阅读文本 —
================

在此记录一下对Mit-6.5840的lab学习
系列文章链接:lab1:
个人实现参考
本次实验的主要任务是在考虑RPC消息丢失,重复请求和内存释放的情况下,完成一些基础对map的基础操作。
实验内容:实验内容分为三个部分commen.go,client.go,server.go
1、server.go中实现了请求的具体操作,处理重复请求,处理内存释放(根据实验提示,每次释放上一个requestId的内存)。主要是维护一个map(map[int]PutAppendReply)记录请求id和其对应的value的关系,用这个map同时实现判重和记录正确返回值的任务
type KVServer struct {
mu sync.Mutex
kvMap map[string]string
pushAppendCache map[int]PutAppendReply
}
func (kv *KVServer) Get(args *GetArgs, reply *GetReply) {
kv.mu.Lock()
defer kv.mu.Unlock()
value, ok := kv.kvMap[args.Key]
if ok {
reply.Value = value
} else {
reply.Value = ""
}
}
func (kv *KVServer) Put(args *PutAppendArgs, reply *PutAppendReply) {
kv.mu.Lock()
defer kv.mu.Unlock()
if cachedReply, ok := kv.pushAppendCache[args.RequestId]; ok {
*reply = cachedReply
return
}
key := args.Key
kv.kvMap[key] = args.Value
kv.pushAppendCache[args.RequestId] = *reply
if args.RequestId > 0 {
delete(kv.pushAppendCache, args.RequestId-1)

================

数据资料 —
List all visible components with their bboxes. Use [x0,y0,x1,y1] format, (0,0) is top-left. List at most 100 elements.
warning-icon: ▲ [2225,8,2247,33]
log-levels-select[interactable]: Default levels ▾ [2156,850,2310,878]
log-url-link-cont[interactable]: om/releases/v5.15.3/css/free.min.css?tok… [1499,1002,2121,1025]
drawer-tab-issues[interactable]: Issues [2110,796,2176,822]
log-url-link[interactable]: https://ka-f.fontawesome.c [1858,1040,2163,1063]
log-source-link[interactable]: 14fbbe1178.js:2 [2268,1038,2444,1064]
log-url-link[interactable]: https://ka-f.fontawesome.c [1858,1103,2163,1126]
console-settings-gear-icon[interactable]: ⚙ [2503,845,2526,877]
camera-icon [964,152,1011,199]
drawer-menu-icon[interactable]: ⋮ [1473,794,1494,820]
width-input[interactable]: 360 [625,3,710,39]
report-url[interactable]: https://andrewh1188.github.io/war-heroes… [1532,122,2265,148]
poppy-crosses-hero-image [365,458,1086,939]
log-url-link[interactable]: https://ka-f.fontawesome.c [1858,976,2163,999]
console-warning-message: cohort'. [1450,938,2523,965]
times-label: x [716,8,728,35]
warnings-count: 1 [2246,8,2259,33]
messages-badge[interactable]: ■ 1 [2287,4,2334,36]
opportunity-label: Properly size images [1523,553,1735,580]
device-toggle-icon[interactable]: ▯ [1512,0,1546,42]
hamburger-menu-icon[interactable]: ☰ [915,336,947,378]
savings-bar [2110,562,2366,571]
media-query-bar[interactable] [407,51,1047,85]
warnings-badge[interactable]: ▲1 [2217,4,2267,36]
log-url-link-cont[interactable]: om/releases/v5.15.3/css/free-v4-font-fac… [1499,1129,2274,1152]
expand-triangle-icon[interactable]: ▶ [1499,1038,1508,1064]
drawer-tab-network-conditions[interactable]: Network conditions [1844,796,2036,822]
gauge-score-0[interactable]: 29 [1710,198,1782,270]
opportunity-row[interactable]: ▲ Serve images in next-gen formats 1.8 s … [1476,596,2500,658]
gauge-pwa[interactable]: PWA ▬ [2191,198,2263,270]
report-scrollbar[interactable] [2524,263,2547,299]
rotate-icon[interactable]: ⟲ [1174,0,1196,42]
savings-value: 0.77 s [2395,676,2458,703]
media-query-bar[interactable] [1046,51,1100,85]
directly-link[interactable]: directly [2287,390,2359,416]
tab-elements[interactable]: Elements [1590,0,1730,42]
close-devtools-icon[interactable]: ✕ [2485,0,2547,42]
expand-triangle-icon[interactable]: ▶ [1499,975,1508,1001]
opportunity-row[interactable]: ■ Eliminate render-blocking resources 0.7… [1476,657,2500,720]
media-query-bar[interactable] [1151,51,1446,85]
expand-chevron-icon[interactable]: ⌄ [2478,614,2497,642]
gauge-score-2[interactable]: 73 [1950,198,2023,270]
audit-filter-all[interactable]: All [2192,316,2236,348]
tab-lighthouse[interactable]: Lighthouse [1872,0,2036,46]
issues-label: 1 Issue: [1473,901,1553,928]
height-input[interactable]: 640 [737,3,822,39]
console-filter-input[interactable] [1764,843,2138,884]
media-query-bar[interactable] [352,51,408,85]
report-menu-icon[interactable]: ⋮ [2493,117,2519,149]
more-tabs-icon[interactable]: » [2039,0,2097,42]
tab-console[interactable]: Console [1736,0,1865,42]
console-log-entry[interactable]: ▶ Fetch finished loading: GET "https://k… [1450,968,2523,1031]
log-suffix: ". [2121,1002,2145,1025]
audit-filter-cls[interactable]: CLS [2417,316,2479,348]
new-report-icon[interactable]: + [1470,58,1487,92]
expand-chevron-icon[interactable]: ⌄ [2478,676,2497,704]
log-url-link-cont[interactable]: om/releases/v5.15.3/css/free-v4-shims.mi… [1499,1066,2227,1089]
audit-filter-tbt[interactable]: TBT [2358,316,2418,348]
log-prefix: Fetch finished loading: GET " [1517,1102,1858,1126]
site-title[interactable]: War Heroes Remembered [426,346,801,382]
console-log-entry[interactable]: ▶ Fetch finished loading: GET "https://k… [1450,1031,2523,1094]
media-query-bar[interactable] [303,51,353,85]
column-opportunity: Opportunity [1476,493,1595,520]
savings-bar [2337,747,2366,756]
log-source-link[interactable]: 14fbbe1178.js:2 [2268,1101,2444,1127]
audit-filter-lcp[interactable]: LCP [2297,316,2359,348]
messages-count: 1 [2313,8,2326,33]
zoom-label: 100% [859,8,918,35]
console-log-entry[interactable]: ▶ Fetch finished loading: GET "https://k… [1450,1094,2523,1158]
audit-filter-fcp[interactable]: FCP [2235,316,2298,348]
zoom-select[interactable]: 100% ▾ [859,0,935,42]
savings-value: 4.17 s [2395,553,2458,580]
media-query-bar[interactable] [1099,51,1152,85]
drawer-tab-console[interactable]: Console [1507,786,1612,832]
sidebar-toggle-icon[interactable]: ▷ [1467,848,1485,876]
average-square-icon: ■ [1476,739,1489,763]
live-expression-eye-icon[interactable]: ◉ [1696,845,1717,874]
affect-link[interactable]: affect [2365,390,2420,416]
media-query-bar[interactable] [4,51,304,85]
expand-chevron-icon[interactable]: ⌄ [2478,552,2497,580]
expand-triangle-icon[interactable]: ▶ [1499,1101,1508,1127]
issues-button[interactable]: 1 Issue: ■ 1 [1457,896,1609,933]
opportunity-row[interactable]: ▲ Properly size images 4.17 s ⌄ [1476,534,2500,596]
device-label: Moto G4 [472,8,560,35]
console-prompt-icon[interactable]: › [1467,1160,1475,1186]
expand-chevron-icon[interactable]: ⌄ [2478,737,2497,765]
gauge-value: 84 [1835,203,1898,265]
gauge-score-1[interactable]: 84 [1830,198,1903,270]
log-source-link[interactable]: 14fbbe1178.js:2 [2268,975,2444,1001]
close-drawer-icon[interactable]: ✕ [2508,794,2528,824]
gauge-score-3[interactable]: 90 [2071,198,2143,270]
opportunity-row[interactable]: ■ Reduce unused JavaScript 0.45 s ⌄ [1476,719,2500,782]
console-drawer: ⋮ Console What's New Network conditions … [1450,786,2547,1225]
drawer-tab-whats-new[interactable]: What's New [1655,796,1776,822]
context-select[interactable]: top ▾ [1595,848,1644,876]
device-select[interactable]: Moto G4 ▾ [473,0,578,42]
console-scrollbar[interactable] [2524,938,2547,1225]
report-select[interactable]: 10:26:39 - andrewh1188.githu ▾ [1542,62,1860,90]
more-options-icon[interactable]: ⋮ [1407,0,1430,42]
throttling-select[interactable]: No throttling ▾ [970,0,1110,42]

================

待完成任务 —
1/ 请根据阅读文本回答下列问题:
(a) 实验内容分为哪三个部分?
(b) KVServer 结构体中类型为 map[int]PutAppendReply 的字段名称是什么?
(c) Get 方法中,若 kvMap 中不存在所查的键,reply.Value 被设为什么?
2/ 阅读文本中,Put 方法在 RequestId 大于 0 时删除 pushAppendCache 中 RequestId-1 对应的条目。请依据该文本,用一至三句话说明这样做的原因。

参考答案 —
1/
(a) commen.go、client.go、server.go。
(b) pushAppendCache。
(c) 空字符串 ""。

2/ 这一步用于处理内存释放。根据实验提示,服务器每次释放上一个 requestId 的内存,因此在处理当前请求时删除上一个请求 id 的缓存记录。